Direction
Quote the whole listing word for word. Do not include the pictures.

Exercise inputs
◇ ◇ ◇ ◇ ◇

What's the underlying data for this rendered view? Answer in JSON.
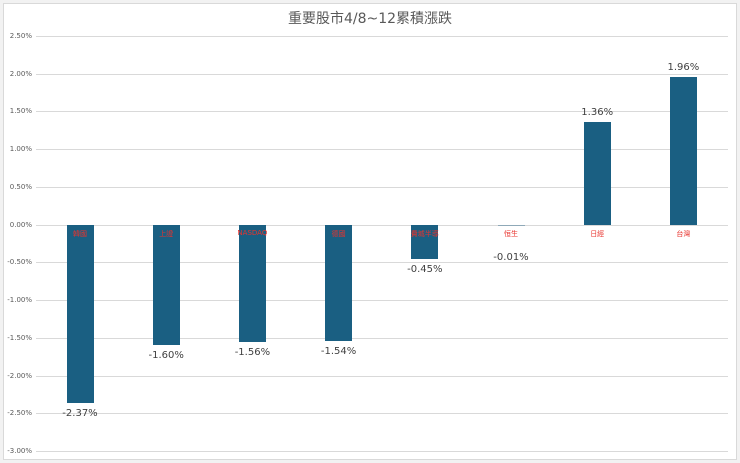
{
  "chart_data": {
    "type": "bar",
    "title": "重要股市4/8~12累積漲跌",
    "xlabel": "",
    "ylabel": "",
    "categories": [
      "韓國",
      "上證",
      "NASDAQ",
      "德國",
      "費城半導",
      "恒生",
      "日經",
      "台灣"
    ],
    "values": [
      -2.37,
      -1.6,
      -1.56,
      -1.54,
      -0.45,
      -0.01,
      1.36,
      1.96
    ],
    "value_labels": [
      "-2.37%",
      "-1.60%",
      "-1.56%",
      "-1.54%",
      "-0.45%",
      "-0.01%",
      "1.36%",
      "1.96%"
    ],
    "ylim": [
      -3.0,
      2.5
    ],
    "yticks": [
      "2.50%",
      "2.00%",
      "1.50%",
      "1.00%",
      "0.50%",
      "0.00%",
      "-0.50%",
      "-1.00%",
      "-1.50%",
      "-2.00%",
      "-2.50%",
      "-3.00%"
    ],
    "grid": true,
    "legend": "none",
    "colors": {
      "bar": "#1a5f82",
      "category_label": "#e8332d",
      "value_label": "#404040",
      "grid": "#d9d9d9"
    }
  }
}
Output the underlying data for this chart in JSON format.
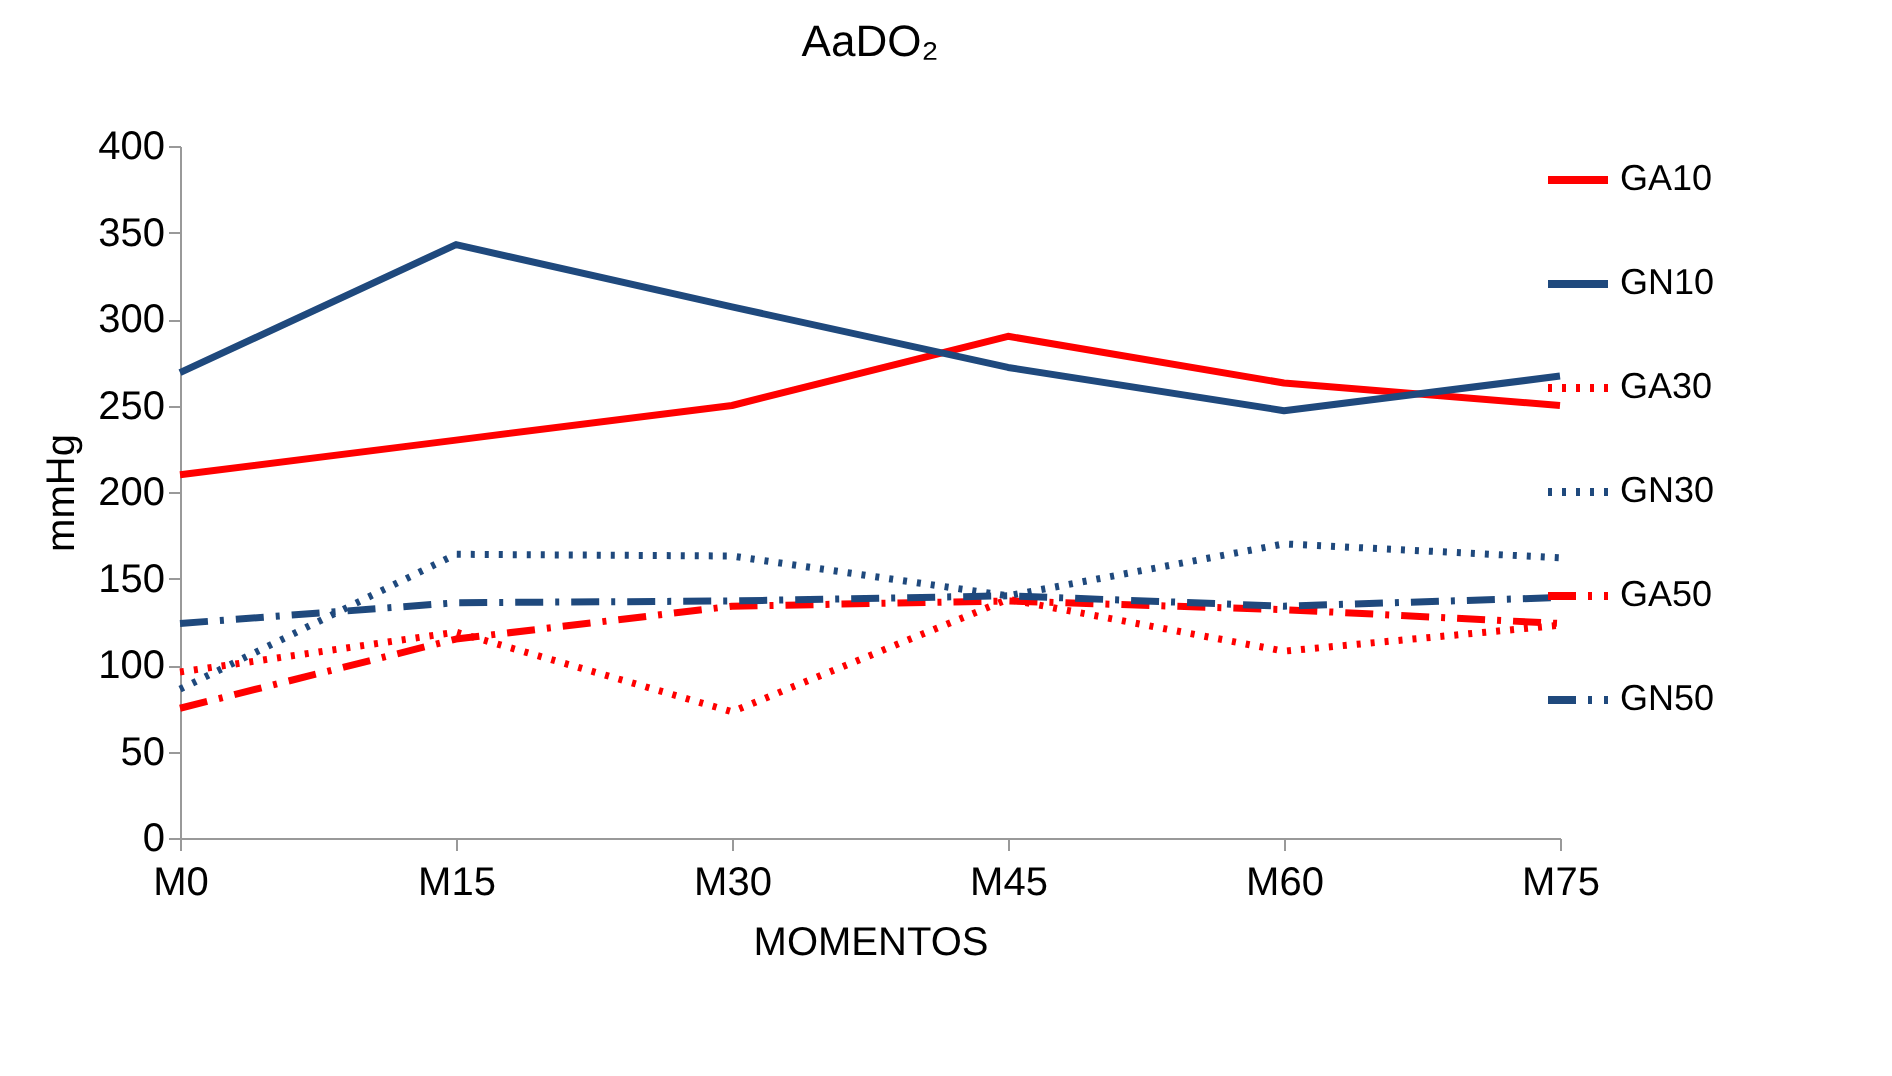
{
  "chart_data": {
    "type": "line",
    "title": "AaDO₂",
    "xlabel": "MOMENTOS",
    "ylabel": "mmHg",
    "categories": [
      "M0",
      "M15",
      "M30",
      "M45",
      "M60",
      "M75"
    ],
    "ylim": [
      0,
      400
    ],
    "yticks": [
      0,
      50,
      100,
      150,
      200,
      250,
      300,
      350,
      400
    ],
    "grid": false,
    "legend": "right",
    "marker": "none",
    "series": [
      {
        "name": "GA10",
        "color": "#ff0000",
        "line_style": "solid",
        "values": [
          210,
          230,
          250,
          290,
          263,
          250
        ]
      },
      {
        "name": "GN10",
        "color": "#1f497d",
        "line_style": "solid",
        "values": [
          269,
          343,
          307,
          272,
          247,
          267
        ]
      },
      {
        "name": "GA30",
        "color": "#ff0000",
        "line_style": "dotted",
        "values": [
          96,
          119,
          73,
          138,
          108,
          123
        ]
      },
      {
        "name": "GN30",
        "color": "#1f497d",
        "line_style": "dotted",
        "values": [
          86,
          164,
          163,
          140,
          170,
          162
        ]
      },
      {
        "name": "GA50",
        "color": "#ff0000",
        "line_style": "dashdot",
        "values": [
          75,
          115,
          134,
          137,
          132,
          124
        ]
      },
      {
        "name": "GN50",
        "color": "#1f497d",
        "line_style": "dashdot",
        "values": [
          124,
          136,
          137,
          140,
          134,
          139
        ]
      }
    ]
  }
}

◇ ◇ ◇ ◇ ◇

Exercise answer
What's the underlying data for this rendered view? Answer in JSON.
{
  "chart_data": {
    "type": "bar",
    "title": "重要股市4/8~12累積漲跌",
    "xlabel": "",
    "ylabel": "",
    "categories": [
      "韓國",
      "上證",
      "NASDAQ",
      "德國",
      "費城半導",
      "恒生",
      "日經",
      "台灣"
    ],
    "values": [
      -2.37,
      -1.6,
      -1.56,
      -1.54,
      -0.45,
      -0.01,
      1.36,
      1.96
    ],
    "value_labels": [
      "-2.37%",
      "-1.60%",
      "-1.56%",
      "-1.54%",
      "-0.45%",
      "-0.01%",
      "1.36%",
      "1.96%"
    ],
    "ylim": [
      -3.0,
      2.5
    ],
    "yticks": [
      "2.50%",
      "2.00%",
      "1.50%",
      "1.00%",
      "0.50%",
      "0.00%",
      "-0.50%",
      "-1.00%",
      "-1.50%",
      "-2.00%",
      "-2.50%",
      "-3.00%"
    ],
    "grid": true,
    "legend": "none",
    "colors": {
      "bar": "#1a5f82",
      "category_label": "#e8332d",
      "value_label": "#404040",
      "grid": "#d9d9d9"
    }
  }
}
Output the underlying data for this chart in JSON format.
{
  "chart_data": {
    "type": "line",
    "title": "AaDO₂",
    "xlabel": "MOMENTOS",
    "ylabel": "mmHg",
    "categories": [
      "M0",
      "M15",
      "M30",
      "M45",
      "M60",
      "M75"
    ],
    "ylim": [
      0,
      400
    ],
    "yticks": [
      0,
      50,
      100,
      150,
      200,
      250,
      300,
      350,
      400
    ],
    "grid": false,
    "legend": "right",
    "marker": "none",
    "series": [
      {
        "name": "GA10",
        "color": "#ff0000",
        "line_style": "solid",
        "values": [
          210,
          230,
          250,
          290,
          263,
          250
        ]
      },
      {
        "name": "GN10",
        "color": "#1f497d",
        "line_style": "solid",
        "values": [
          269,
          343,
          307,
          272,
          247,
          267
        ]
      },
      {
        "name": "GA30",
        "color": "#ff0000",
        "line_style": "dotted",
        "values": [
          96,
          119,
          73,
          138,
          108,
          123
        ]
      },
      {
        "name": "GN30",
        "color": "#1f497d",
        "line_style": "dotted",
        "values": [
          86,
          164,
          163,
          140,
          170,
          162
        ]
      },
      {
        "name": "GA50",
        "color": "#ff0000",
        "line_style": "dashdot",
        "values": [
          75,
          115,
          134,
          137,
          132,
          124
        ]
      },
      {
        "name": "GN50",
        "color": "#1f497d",
        "line_style": "dashdot",
        "values": [
          124,
          136,
          137,
          140,
          134,
          139
        ]
      }
    ]
  }
}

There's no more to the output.